TO DO =
Go through the entries one line at a time, and gather every line that has the word "problems".

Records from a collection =
+++

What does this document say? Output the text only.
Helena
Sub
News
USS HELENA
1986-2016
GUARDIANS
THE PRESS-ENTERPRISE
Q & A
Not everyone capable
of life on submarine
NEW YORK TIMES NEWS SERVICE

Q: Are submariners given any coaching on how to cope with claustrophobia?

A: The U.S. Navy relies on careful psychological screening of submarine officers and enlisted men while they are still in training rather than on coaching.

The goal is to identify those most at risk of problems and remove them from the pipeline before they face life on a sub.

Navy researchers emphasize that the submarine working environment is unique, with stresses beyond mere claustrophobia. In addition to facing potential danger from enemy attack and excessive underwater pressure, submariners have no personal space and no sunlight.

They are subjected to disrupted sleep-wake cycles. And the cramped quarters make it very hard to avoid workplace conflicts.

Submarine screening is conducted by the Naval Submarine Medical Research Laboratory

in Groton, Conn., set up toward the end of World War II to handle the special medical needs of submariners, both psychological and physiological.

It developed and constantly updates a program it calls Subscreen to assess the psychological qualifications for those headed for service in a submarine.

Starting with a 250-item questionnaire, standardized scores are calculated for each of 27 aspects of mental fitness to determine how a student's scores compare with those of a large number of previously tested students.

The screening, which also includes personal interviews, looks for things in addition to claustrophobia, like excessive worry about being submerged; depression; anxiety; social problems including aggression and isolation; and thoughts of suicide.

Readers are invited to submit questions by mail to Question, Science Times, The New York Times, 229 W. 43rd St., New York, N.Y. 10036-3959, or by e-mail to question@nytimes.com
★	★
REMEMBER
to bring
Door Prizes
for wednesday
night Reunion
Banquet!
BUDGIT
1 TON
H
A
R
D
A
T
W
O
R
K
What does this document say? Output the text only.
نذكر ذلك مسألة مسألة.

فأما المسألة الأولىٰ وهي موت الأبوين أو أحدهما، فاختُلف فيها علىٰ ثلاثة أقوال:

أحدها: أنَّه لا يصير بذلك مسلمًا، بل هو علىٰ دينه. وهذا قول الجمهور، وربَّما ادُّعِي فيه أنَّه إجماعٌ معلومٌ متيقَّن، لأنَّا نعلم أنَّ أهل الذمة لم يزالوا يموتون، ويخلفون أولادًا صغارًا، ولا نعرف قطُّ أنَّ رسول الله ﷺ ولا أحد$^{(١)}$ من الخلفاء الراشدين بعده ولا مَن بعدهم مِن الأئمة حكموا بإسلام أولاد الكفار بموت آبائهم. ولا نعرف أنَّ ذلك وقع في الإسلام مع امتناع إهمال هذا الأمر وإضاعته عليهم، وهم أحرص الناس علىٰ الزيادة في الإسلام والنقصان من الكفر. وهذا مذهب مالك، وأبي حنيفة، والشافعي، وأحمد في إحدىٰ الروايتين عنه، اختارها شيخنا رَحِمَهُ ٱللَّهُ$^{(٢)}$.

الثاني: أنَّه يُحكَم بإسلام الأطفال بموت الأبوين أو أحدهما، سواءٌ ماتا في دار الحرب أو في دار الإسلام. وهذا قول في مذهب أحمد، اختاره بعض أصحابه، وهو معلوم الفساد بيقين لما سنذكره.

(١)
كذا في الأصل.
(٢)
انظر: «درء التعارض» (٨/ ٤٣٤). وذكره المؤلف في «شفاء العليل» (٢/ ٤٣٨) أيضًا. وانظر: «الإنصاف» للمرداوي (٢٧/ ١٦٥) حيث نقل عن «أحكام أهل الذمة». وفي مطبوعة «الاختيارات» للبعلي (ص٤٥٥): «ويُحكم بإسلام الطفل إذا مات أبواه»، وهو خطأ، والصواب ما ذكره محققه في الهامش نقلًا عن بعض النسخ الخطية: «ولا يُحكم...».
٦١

+++

RESULT OF THIS EXERCISE =
The goal is to identify those most at risk of problems and remove them from the pipeline before they face life on a sub.
The screening, which also includes personal interviews, looks for things in addition to claustrophobia, like excessive worry about being submerged; depression; anxiety; social problems including aggression and isolation; and thoughts of suicide.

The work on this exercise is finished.